Records excerpted from a collection:
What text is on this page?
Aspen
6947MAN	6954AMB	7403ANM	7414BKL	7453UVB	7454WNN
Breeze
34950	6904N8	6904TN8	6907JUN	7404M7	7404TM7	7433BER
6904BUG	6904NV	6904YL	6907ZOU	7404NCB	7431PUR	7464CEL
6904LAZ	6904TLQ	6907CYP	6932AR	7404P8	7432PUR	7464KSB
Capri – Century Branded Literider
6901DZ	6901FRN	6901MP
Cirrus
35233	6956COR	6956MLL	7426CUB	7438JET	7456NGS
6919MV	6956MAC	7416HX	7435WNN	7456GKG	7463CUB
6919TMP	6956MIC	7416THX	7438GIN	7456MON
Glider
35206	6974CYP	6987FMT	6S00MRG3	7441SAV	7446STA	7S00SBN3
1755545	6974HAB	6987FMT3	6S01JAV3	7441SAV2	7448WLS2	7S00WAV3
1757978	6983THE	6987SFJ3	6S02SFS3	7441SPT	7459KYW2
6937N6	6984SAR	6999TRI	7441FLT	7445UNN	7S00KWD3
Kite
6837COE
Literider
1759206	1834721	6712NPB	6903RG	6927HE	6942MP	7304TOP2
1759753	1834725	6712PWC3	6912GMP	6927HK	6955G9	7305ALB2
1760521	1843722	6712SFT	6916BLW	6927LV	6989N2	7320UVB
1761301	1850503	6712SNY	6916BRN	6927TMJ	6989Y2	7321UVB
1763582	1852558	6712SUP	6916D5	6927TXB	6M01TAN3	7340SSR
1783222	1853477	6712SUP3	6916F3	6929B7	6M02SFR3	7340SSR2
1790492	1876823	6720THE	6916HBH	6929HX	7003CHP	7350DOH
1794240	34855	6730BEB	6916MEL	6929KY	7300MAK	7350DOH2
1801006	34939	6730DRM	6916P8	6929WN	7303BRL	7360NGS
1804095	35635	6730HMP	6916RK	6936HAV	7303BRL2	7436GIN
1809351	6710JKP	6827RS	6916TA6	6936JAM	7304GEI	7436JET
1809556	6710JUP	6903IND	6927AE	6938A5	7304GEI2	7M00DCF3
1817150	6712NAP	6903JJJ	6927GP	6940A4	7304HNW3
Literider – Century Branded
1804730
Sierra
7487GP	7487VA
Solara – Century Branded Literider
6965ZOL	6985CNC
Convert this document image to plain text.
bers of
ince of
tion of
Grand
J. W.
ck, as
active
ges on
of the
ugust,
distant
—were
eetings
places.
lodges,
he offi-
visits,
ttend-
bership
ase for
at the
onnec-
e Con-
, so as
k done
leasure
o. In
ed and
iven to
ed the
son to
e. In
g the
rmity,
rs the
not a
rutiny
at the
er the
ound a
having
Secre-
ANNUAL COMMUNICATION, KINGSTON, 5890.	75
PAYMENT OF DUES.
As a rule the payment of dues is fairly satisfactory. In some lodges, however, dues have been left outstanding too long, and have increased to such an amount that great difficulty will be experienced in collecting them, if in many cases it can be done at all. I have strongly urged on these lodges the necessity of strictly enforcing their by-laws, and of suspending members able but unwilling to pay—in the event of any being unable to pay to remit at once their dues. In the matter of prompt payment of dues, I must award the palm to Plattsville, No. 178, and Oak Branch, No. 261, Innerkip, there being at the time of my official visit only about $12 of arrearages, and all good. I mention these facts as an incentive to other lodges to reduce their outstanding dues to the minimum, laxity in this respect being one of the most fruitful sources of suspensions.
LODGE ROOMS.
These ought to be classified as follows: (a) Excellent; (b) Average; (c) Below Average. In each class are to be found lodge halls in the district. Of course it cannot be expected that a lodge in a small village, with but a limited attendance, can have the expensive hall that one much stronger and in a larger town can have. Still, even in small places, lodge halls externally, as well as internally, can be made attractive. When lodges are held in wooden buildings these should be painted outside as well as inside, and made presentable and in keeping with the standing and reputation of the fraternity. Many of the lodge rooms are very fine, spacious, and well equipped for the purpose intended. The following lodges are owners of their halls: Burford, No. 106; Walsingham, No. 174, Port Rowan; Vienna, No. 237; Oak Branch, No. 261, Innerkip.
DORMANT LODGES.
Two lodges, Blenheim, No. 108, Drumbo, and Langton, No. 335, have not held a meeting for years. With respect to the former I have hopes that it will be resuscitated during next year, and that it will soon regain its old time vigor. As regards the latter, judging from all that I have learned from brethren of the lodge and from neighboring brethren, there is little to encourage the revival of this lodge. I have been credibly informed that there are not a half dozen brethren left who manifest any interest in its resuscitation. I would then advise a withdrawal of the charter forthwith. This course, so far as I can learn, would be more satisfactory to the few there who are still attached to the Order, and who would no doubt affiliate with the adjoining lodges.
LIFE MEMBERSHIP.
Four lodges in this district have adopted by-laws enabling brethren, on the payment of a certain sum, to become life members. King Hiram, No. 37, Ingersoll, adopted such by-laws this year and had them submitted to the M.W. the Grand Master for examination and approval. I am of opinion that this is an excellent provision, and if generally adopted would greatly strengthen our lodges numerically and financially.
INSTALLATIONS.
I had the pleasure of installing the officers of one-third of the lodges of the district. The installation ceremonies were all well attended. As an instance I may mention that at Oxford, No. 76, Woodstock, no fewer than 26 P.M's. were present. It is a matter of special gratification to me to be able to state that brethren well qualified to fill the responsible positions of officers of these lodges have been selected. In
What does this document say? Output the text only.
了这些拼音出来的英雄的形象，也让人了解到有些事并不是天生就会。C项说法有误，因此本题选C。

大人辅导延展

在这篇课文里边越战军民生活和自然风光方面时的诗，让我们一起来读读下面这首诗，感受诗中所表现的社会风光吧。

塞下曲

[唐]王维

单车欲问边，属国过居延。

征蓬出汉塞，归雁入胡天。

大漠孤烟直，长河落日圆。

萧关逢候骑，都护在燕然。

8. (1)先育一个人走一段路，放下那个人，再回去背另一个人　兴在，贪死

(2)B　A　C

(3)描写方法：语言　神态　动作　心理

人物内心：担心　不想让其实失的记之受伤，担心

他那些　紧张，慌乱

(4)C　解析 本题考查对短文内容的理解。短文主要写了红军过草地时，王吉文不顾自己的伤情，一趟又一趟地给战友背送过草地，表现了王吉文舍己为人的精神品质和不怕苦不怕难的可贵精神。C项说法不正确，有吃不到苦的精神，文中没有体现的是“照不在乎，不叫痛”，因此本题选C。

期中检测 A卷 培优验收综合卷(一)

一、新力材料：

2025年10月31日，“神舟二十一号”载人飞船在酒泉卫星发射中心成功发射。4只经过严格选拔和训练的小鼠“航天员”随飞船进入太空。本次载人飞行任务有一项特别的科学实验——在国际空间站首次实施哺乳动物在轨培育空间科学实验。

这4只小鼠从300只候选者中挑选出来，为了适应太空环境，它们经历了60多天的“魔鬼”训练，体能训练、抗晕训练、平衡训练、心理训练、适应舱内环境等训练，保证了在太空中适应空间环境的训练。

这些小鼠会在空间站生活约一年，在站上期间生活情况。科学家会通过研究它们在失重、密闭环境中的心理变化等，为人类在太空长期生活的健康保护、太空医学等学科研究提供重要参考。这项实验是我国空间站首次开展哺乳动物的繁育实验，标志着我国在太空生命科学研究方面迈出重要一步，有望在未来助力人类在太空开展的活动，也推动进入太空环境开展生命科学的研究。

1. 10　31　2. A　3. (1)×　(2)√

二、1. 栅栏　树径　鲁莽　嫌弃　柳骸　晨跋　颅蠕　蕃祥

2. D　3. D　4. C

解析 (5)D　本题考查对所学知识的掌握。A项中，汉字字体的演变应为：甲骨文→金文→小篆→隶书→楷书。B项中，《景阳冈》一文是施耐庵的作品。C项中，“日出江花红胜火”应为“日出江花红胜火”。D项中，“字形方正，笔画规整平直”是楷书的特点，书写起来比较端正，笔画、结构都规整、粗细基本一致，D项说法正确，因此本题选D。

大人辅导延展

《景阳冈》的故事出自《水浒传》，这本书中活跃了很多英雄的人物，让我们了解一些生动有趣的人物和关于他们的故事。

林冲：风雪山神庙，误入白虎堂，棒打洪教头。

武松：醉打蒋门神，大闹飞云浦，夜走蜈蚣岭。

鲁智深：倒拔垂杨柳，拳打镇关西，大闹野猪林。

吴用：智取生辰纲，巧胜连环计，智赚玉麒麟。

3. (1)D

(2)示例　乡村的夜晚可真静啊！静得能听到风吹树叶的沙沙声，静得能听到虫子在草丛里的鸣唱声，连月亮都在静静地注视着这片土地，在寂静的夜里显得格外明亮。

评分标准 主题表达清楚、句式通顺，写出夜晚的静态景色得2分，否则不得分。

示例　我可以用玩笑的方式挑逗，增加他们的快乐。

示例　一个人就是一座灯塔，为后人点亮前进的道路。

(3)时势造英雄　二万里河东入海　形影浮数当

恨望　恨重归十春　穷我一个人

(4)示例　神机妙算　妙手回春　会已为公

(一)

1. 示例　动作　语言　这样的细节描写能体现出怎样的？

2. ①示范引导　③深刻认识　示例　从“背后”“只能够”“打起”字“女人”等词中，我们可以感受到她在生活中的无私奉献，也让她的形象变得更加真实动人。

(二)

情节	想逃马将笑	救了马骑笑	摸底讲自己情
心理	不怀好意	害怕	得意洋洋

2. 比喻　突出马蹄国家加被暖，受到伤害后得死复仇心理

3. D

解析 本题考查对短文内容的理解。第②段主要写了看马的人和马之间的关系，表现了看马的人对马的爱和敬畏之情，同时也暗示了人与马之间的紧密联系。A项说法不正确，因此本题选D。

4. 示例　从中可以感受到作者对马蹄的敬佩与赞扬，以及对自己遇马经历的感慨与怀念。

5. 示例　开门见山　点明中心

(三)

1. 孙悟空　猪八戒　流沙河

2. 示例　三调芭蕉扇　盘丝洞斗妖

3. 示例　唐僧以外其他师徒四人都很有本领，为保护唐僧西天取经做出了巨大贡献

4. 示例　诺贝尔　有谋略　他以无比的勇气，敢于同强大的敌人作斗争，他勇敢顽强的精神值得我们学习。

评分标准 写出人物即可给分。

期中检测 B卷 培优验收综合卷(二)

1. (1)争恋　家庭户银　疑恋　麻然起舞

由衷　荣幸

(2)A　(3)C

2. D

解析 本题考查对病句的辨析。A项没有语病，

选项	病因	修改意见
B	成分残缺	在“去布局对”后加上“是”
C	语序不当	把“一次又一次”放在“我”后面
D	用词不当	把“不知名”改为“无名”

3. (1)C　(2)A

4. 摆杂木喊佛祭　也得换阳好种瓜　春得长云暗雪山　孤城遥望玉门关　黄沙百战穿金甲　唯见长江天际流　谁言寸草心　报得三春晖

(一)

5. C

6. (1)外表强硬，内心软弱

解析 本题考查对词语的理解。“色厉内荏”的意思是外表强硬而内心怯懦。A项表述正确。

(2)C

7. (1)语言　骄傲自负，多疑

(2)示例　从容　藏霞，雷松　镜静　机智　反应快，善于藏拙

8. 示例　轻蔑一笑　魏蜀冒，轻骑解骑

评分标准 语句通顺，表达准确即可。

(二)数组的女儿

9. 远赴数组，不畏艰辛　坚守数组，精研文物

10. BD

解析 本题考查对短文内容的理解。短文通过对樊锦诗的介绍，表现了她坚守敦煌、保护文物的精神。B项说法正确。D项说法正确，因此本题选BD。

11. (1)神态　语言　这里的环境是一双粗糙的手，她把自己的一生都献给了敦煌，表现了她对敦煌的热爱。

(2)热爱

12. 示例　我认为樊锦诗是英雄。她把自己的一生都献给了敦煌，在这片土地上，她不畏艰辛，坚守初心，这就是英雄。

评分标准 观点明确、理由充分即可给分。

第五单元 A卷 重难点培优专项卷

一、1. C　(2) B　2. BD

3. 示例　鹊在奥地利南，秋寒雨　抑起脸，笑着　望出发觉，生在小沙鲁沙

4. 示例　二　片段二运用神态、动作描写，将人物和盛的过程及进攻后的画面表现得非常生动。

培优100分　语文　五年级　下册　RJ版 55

Challenge:
Search the records for the word "评分标准", then list every line that has it.

Exercise result:
评分标准 主题表达清楚、句式通顺，写出夜晚的静态景色得2分，否则不得分。
评分标准 写出人物即可给分。
评分标准 语句通顺，表达准确即可。
评分标准 观点明确、理由充分即可给分。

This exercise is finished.